*RECORDS FOR PROCESSING*
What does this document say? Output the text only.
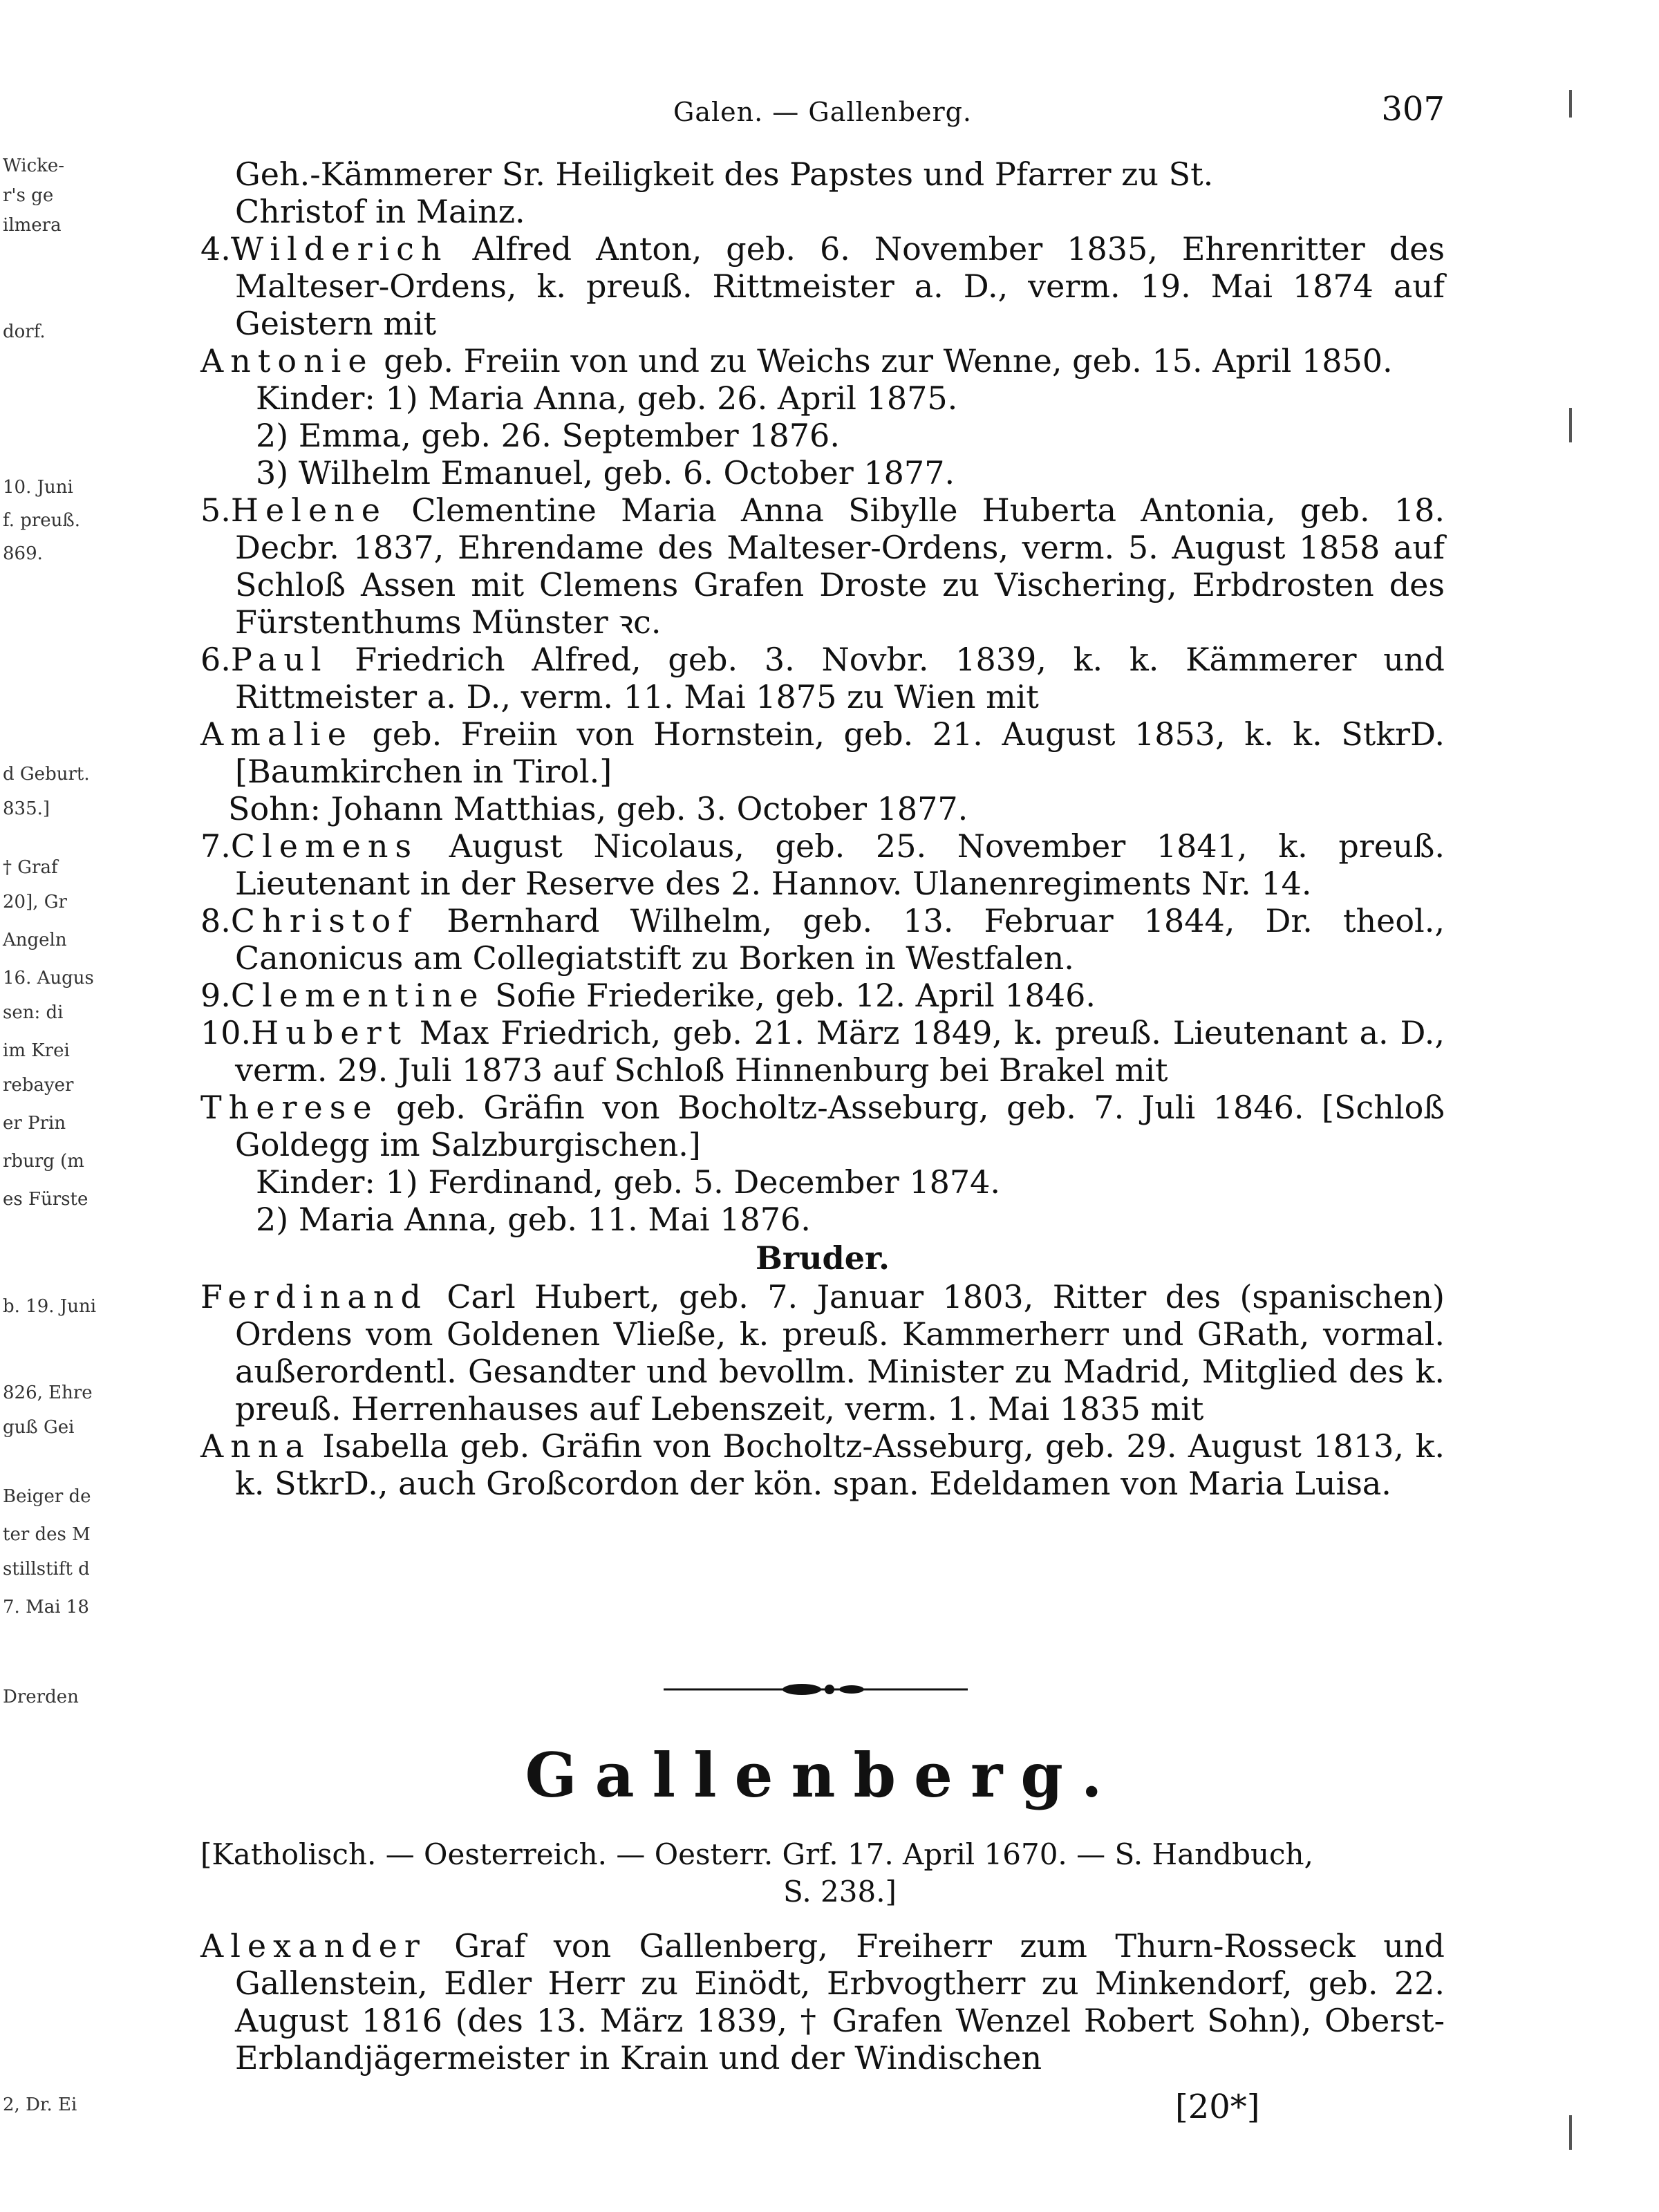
Wicke-
r's ge
ilmera
dorf.
10. Juni
f. preuß.
869.
d Geburt.
835.]
† Graf
20], Gr
Angeln
16. Augus
sen: di
im Krei
rebayer
er Prin
rburg (m
es Fürste
b. 19. Juni
826, Ehre
guß Gei
Beiger de
ter des M
stillstift d
7. Mai 18
Drerden
2, Dr. Ei
Galen. — Gallenberg.	307

Geh.-Kämmerer Sr. Heiligkeit des Papstes und Pfarrer zu St.

Christof in Mainz.

4.Wilderich Alfred Anton, geb. 6. November 1835, Ehrenritter des Malteser-Ordens, k. preuß. Rittmeister a. D., verm. 19. Mai 1874 auf Geistern mit

Antonie geb. Freiin von und zu Weichs zur Wenne, geb. 15. April 1850.

Kinder: 1) Maria Anna, geb. 26. April 1875.

2) Emma, geb. 26. September 1876.

3) Wilhelm Emanuel, geb. 6. October 1877.

5.Helene Clementine Maria Anna Sibylle Huberta Antonia, geb. 18. Decbr. 1837, Ehrendame des Malteser-Ordens, verm. 5. August 1858 auf Schloß Assen mit Clemens Grafen Droste zu Vischering, Erbdrosten des Fürstenthums Münster ꝛc.

6.Paul Friedrich Alfred, geb. 3. Novbr. 1839, k. k. Kämmerer und Rittmeister a. D., verm. 11. Mai 1875 zu Wien mit

Amalie geb. Freiin von Hornstein, geb. 21. August 1853, k. k. StkrD. [Baumkirchen in Tirol.]

Sohn: Johann Matthias, geb. 3. October 1877.

7.Clemens August Nicolaus, geb. 25. November 1841, k. preuß. Lieutenant in der Reserve des 2. Hannov. Ulanenregiments Nr. 14.

8.Christof Bernhard Wilhelm, geb. 13. Februar 1844, Dr. theol., Canonicus am Collegiatstift zu Borken in Westfalen.

9.Clementine Sofie Friederike, geb. 12. April 1846.

10.Hubert Max Friedrich, geb. 21. März 1849, k. preuß. Lieutenant a. D., verm. 29. Juli 1873 auf Schloß Hinnenburg bei Brakel mit

Therese geb. Gräfin von Bocholtz-Asseburg, geb. 7. Juli 1846. [Schloß Goldegg im Salzburgischen.]

Kinder: 1) Ferdinand, geb. 5. December 1874.

2) Maria Anna, geb. 11. Mai 1876.

Bruder.

Ferdinand Carl Hubert, geb. 7. Januar 1803, Ritter des (spanischen) Ordens vom Goldenen Vließe, k. preuß. Kammerherr und GRath, vormal. außerordentl. Gesandter und bevollm. Minister zu Madrid, Mitglied des k. preuß. Herrenhauses auf Lebenszeit, verm. 1. Mai 1835 mit

Anna Isabella geb. Gräfin von Bocholtz-Asseburg, geb. 29. August 1813, k. k. StkrD., auch Großcordon der kön. span. Edeldamen von Maria Luisa.

Gallenberg.

[Katholisch. — Oesterreich. — Oesterr. Grf. 17. April 1670. — S. Handbuch,
S. 238.]

Alexander Graf von Gallenberg, Freiherr zum Thurn-Rosseck und Gallenstein, Edler Herr zu Einödt, Erbvogtherr zu Minkendorf, geb. 22. August 1816 (des 13. März 1839, † Grafen Wenzel Robert Sohn), Oberst-Erblandjägermeister in Krain und der Windischen

[20*]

*THE TASK*
Repeat the listing in full and exactly. Leave any pictures out.

*THE RESPONSE*
What does this document say? Output the text only.
Wicke-
r's ge
ilmera
dorf.
10. Juni
f. preuß.
869.
d Geburt.
835.]
† Graf
20], Gr
Angeln
16. Augus
sen: di
im Krei
rebayer
er Prin
rburg (m
es Fürste
b. 19. Juni
826, Ehre
guß Gei
Beiger de
ter des M
stillstift d
7. Mai 18
Drerden
2, Dr. Ei
Galen. — Gallenberg.	307

Geh.-Kämmerer Sr. Heiligkeit des Papstes und Pfarrer zu St.

Christof in Mainz.

4.Wilderich Alfred Anton, geb. 6. November 1835, Ehrenritter des Malteser-Ordens, k. preuß. Rittmeister a. D., verm. 19. Mai 1874 auf Geistern mit

Antonie geb. Freiin von und zu Weichs zur Wenne, geb. 15. April 1850.

Kinder: 1) Maria Anna, geb. 26. April 1875.

2) Emma, geb. 26. September 1876.

3) Wilhelm Emanuel, geb. 6. October 1877.

5.Helene Clementine Maria Anna Sibylle Huberta Antonia, geb. 18. Decbr. 1837, Ehrendame des Malteser-Ordens, verm. 5. August 1858 auf Schloß Assen mit Clemens Grafen Droste zu Vischering, Erbdrosten des Fürstenthums Münster ꝛc.

6.Paul Friedrich Alfred, geb. 3. Novbr. 1839, k. k. Kämmerer und Rittmeister a. D., verm. 11. Mai 1875 zu Wien mit

Amalie geb. Freiin von Hornstein, geb. 21. August 1853, k. k. StkrD. [Baumkirchen in Tirol.]

Sohn: Johann Matthias, geb. 3. October 1877.

7.Clemens August Nicolaus, geb. 25. November 1841, k. preuß. Lieutenant in der Reserve des 2. Hannov. Ulanenregiments Nr. 14.

8.Christof Bernhard Wilhelm, geb. 13. Februar 1844, Dr. theol., Canonicus am Collegiatstift zu Borken in Westfalen.

9.Clementine Sofie Friederike, geb. 12. April 1846.

10.Hubert Max Friedrich, geb. 21. März 1849, k. preuß. Lieutenant a. D., verm. 29. Juli 1873 auf Schloß Hinnenburg bei Brakel mit

Therese geb. Gräfin von Bocholtz-Asseburg, geb. 7. Juli 1846. [Schloß Goldegg im Salzburgischen.]

Kinder: 1) Ferdinand, geb. 5. December 1874.

2) Maria Anna, geb. 11. Mai 1876.

Bruder.

Ferdinand Carl Hubert, geb. 7. Januar 1803, Ritter des (spanischen) Ordens vom Goldenen Vließe, k. preuß. Kammerherr und GRath, vormal. außerordentl. Gesandter und bevollm. Minister zu Madrid, Mitglied des k. preuß. Herrenhauses auf Lebenszeit, verm. 1. Mai 1835 mit

Anna Isabella geb. Gräfin von Bocholtz-Asseburg, geb. 29. August 1813, k. k. StkrD., auch Großcordon der kön. span. Edeldamen von Maria Luisa.

Gallenberg.

[Katholisch. — Oesterreich. — Oesterr. Grf. 17. April 1670. — S. Handbuch,
S. 238.]

Alexander Graf von Gallenberg, Freiherr zum Thurn-Rosseck und Gallenstein, Edler Herr zu Einödt, Erbvogtherr zu Minkendorf, geb. 22. August 1816 (des 13. März 1839, † Grafen Wenzel Robert Sohn), Oberst-Erblandjägermeister in Krain und der Windischen

[20*]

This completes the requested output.